The video starts with the band – dressed in sharp, 50s-style rock’n’roll suits and Buddy Holly glasses – playing on an Ed Sullivan-esque soundstage to screaming teenybopper fans. As the track progresses, however, the clip is cut with images of band members dressed in lingerie, dancing orgiastically through Cobain’s lethargic solo, before destroying the set with their instruments. Finally, in a dark portending of the corporate media’s embrace and assimilation of the grunge scene, the host – like the media machine throughout Nirvana’s career – simply smiles and applauds, blind to his own hollowness in the face of the Real forcing its way to the surface.

Nirvana’s media performances, like their art, are filled with challenges to anyone who would read them as a ‘typical’ rock band. Like its video, the song ‘In Bloom’ is an attack on macho rock fans drawn to the band for its heaviness:

He’s the one
who likes all our pretty songs
and he likes to sing along
and he likes to shoot his gun
but he don’t know what it means
.

Cobain returns to this point again and again in interviews, as when he showed up to MTV’s heavy metal hour, the ‘Headbanger’s Ball,’ in a full length ballgown. In the liner notes to 1992’s Incesticide, he wrote:

If any of you in any way hate homosexuals, people of different color, or women, please do this one favor for us – leave us the fuck alone! Don’t come to our shows and don’t buy our records.

Using the band’s success as a platform, Cobain brought the social justice concerns of the anti-Reagan underground into popular consciousness – most significantly, to a generation of teenagers who were encountering the intersection of art, politics, and pop culture for the first time.

This is possibly Nirvana’s most enduring legacy. Not only did they embody that desire for authenticity latent in so many of their own generation, but they centralised it as a value for those who came after. It was a message the band would repeat over and again, not just through interviews, but by performatively undermining the norms and expectations of the entertainment-industrial complex. When asked to mime playing their instruments on the BBC’s ‘Top of the Pops’, the trio played so exaggeratedly that their disdain would have been obvious even if Cobain hadn’t sung darkly-altered lyrics in a deliberately off-key voice. Yet it was more than a personal act of rebellion. By turning this signifier of having ‘made it’ into a parody of itself, Nirvana also pulled back the curtain on the inauthenticity of the whole production, revealing their contemporaries as playing along in earnest.

Even when TV producers did leave space for actual live performance, Nirvana rebelled against the promotional circuit they’d found themselves thrust upon. More than once, the band were introduced as about to play their most radio-friendly single, ‘Lithium’, before launching into the high-speed, razor-scream of ‘Territorial Pissings’.

 

Cobain’s fémininité

Nirvana’s concept of authenticity toyed with and defined itself against what it saw as the oppressive expectations of mainstream culture. As such, it was an authenticity that always took the form of resistance and subversion, one that came – and could only ever come – from outside the structures of power.

Cobain’s enactment of authenticity has a lot of practical similarity with what the French feminist Hélène Cixous called écriture féminine – ‘feminine writing.’ Cixous and her contemporaries argued that, since the social, political and economic structures collectively called patriarchy were inherently oppressive, it is not enough to simply aim for equality within those structures. Rather, what makes them oppressive in the first place – and in particular, their unquestioned, tacit assumptions – has to be laid bare, subverted, and dismantled.

DIRECTIONS FOR THIS TASK:
Resume the essay on Nirvana and authenticity from the point where it stops. The material that follows has no connection to the essay on Nirvana.

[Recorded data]

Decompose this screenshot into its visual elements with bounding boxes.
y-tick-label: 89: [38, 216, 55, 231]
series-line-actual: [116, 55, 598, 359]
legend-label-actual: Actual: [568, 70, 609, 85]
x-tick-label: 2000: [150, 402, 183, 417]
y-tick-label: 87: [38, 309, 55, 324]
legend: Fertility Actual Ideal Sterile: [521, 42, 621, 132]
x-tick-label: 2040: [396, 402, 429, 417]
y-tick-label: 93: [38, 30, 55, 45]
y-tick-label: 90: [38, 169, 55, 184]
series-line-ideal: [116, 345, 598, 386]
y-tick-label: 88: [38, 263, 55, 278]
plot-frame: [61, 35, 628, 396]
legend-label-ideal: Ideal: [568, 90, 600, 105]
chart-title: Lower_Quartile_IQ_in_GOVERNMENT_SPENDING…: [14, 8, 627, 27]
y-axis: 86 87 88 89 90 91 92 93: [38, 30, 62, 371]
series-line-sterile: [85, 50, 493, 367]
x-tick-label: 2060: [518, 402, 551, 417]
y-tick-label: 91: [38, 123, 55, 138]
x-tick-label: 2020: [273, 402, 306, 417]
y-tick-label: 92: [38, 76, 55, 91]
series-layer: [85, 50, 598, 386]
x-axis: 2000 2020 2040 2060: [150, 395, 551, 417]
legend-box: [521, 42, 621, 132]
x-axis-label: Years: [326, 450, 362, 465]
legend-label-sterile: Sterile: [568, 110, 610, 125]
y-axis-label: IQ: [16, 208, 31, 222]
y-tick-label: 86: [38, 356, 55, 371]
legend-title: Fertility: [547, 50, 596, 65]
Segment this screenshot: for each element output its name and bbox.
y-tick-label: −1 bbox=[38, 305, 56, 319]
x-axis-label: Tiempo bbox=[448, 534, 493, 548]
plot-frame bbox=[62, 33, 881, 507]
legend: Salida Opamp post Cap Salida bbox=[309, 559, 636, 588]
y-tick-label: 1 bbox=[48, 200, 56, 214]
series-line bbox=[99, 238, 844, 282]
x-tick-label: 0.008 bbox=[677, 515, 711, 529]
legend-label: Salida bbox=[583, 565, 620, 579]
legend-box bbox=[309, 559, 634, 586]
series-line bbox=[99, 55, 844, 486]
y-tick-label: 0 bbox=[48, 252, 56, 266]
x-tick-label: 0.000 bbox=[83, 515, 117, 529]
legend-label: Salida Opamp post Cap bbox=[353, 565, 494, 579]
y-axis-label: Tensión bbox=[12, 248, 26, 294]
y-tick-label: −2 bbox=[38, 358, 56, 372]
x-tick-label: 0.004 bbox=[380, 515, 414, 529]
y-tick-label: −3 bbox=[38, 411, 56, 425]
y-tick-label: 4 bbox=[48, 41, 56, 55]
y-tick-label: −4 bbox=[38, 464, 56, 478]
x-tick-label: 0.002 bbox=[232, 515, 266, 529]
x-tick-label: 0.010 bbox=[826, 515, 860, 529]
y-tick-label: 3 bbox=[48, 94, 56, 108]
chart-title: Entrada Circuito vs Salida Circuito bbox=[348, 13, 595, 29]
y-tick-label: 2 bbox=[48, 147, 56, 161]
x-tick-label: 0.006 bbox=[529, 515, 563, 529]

REPLY TO THE TASK:
Cixous believed that this could be done through art and philosophy, and called for women to approach writing as women – that is, from outside the traditional or ‘phallogocentric’ modes of literature and art that privilege the (white, ruling class) male’s viewpoint as the primary source of truth, value, and meaning. She suggested taking female sexuality as a starting point for this challenge. Where male sexuality is (conventionally) phallocentric, and therefore goal-oriented and confined to a single, directional point of view, female sexuality has an open amorphousness that shifts not only between but within contexts. The multiple and contradictory ways and forms in which her body can feel and express pleasure opens woman to radically-other understandings of how-things-are and can-be. Translated to the practice of writing, as in the novels of philosopher Julia Kristeva, this might include actively avoiding or subverting conventional narrative structures – like linear time, persistence of identity or referent – in order to challenge readers out of their passive role, into an open and unstable space of interpretation.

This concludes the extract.